Dataset records start
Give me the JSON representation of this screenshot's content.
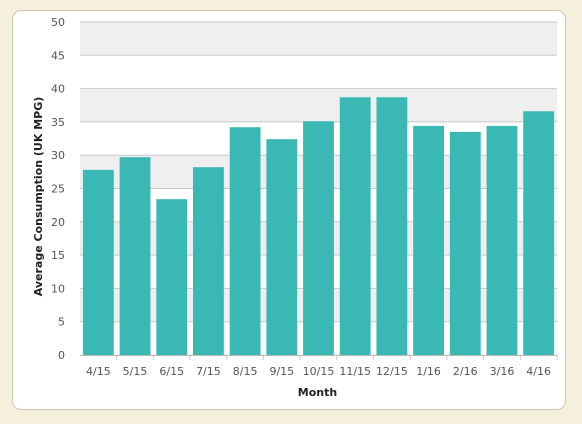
{
  "chart_data": {
    "type": "bar",
    "title": "",
    "xlabel": "Month",
    "ylabel": "Average Consumption (UK MPG)",
    "categories": [
      "4/15",
      "5/15",
      "6/15",
      "7/15",
      "8/15",
      "9/15",
      "10/15",
      "11/15",
      "12/15",
      "1/16",
      "2/16",
      "3/16",
      "4/16"
    ],
    "series": [
      {
        "values": [
          27.8,
          29.7,
          23.4,
          28.2,
          34.2,
          32.4,
          35.1,
          38.7,
          38.7,
          34.4,
          33.5,
          34.4,
          36.6
        ]
      }
    ],
    "ylim": [
      0,
      50
    ],
    "yticks": [
      0,
      5,
      10,
      15,
      20,
      25,
      30,
      35,
      40,
      45,
      50
    ],
    "grid": true,
    "legend": "none",
    "colors": {
      "bar": "#3ab8b3",
      "band": "#efefef",
      "grid": "#c8c8c8"
    }
  }
}
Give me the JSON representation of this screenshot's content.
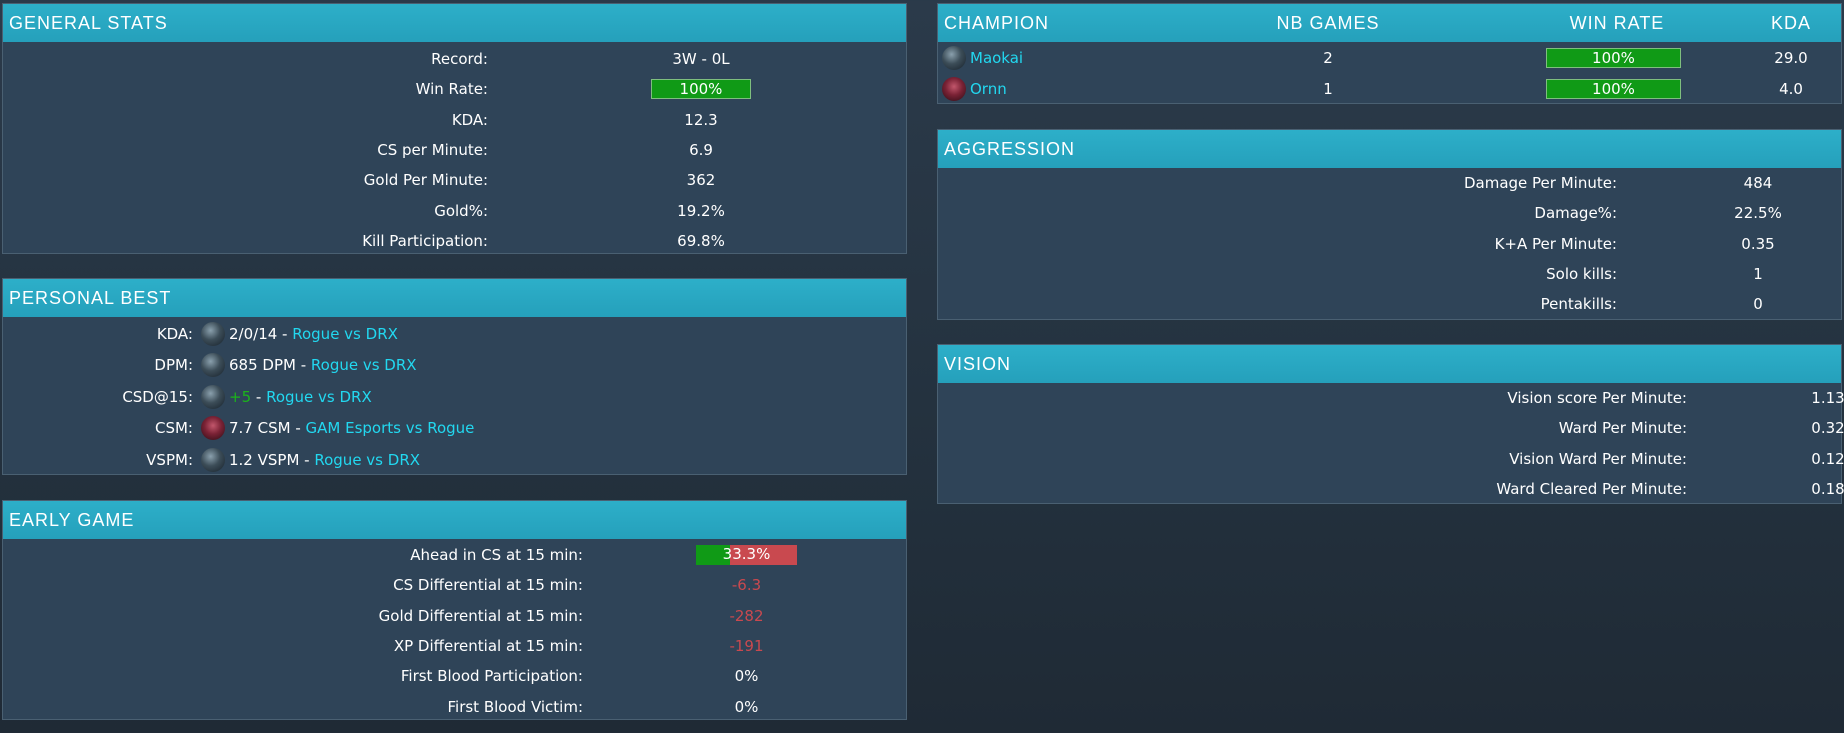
{
  "general_stats": {
    "title": "GENERAL STATS",
    "rows": [
      {
        "label": "Record:",
        "value": "3W - 0L"
      },
      {
        "label": "Win Rate:",
        "value": "100%",
        "bar_fraction": 1.0
      },
      {
        "label": "KDA:",
        "value": "12.3"
      },
      {
        "label": "CS per Minute:",
        "value": "6.9"
      },
      {
        "label": "Gold Per Minute:",
        "value": "362"
      },
      {
        "label": "Gold%:",
        "value": "19.2%"
      },
      {
        "label": "Kill Participation:",
        "value": "69.8%"
      }
    ]
  },
  "personal_best": {
    "title": "PERSONAL BEST",
    "rows": [
      {
        "label": "KDA:",
        "champion_icon": "maokai-icon",
        "value": "2/0/14",
        "sep": " - ",
        "match": "Rogue vs DRX"
      },
      {
        "label": "DPM:",
        "champion_icon": "maokai-icon",
        "value": "685 DPM",
        "sep": " - ",
        "match": "Rogue vs DRX"
      },
      {
        "label": "CSD@15:",
        "champion_icon": "maokai-icon",
        "value": "+5",
        "sep": " - ",
        "match": "Rogue vs DRX",
        "value_color": "#1bb31b"
      },
      {
        "label": "CSM:",
        "champion_icon": "ornn-icon",
        "value": "7.7 CSM",
        "sep": " - ",
        "match": "GAM Esports vs Rogue"
      },
      {
        "label": "VSPM:",
        "champion_icon": "maokai-icon",
        "value": "1.2 VSPM",
        "sep": " - ",
        "match": "Rogue vs DRX"
      }
    ]
  },
  "early_game": {
    "title": "EARLY GAME",
    "rows": [
      {
        "label": "Ahead in CS at 15 min:",
        "value": "33.3%",
        "bar_fraction": 0.333
      },
      {
        "label": "CS Differential at 15 min:",
        "value": "-6.3",
        "negative": true
      },
      {
        "label": "Gold Differential at 15 min:",
        "value": "-282",
        "negative": true
      },
      {
        "label": "XP Differential at 15 min:",
        "value": "-191",
        "negative": true
      },
      {
        "label": "First Blood Participation:",
        "value": "0%"
      },
      {
        "label": "First Blood Victim:",
        "value": "0%"
      }
    ]
  },
  "champions": {
    "headers": {
      "champion": "CHAMPION",
      "games": "NB GAMES",
      "winrate": "WIN RATE",
      "kda": "KDA"
    },
    "rows": [
      {
        "icon": "maokai-icon",
        "name": "Maokai",
        "games": "2",
        "winrate": "100%",
        "winrate_fraction": 1.0,
        "kda": "29.0"
      },
      {
        "icon": "ornn-icon",
        "name": "Ornn",
        "games": "1",
        "winrate": "100%",
        "winrate_fraction": 1.0,
        "kda": "4.0"
      }
    ]
  },
  "aggression": {
    "title": "AGGRESSION",
    "rows": [
      {
        "label": "Damage Per Minute:",
        "value": "484"
      },
      {
        "label": "Damage%:",
        "value": "22.5%"
      },
      {
        "label": "K+A Per Minute:",
        "value": "0.35"
      },
      {
        "label": "Solo kills:",
        "value": "1"
      },
      {
        "label": "Pentakills:",
        "value": "0"
      }
    ]
  },
  "vision": {
    "title": "VISION",
    "rows": [
      {
        "label": "Vision score Per Minute:",
        "value": "1.13"
      },
      {
        "label": "Ward Per Minute:",
        "value": "0.32"
      },
      {
        "label": "Vision Ward Per Minute:",
        "value": "0.12"
      },
      {
        "label": "Ward Cleared Per Minute:",
        "value": "0.18"
      }
    ]
  },
  "colors": {
    "header": "#2dafc9",
    "panel": "#2f4458",
    "bar_green": "#109a16",
    "bar_red": "#c9494f",
    "link": "#22d8f0",
    "negative": "#c9494f",
    "positive": "#1bb31b"
  }
}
Dataset records end
** Written problem **
All lines holding the word "Differential" should be picked out and copied.

** Task output **
        "label": "CS Differential at 15 min:",
        "label": "Gold Differential at 15 min:",
        "label": "XP Differential at 15 min:",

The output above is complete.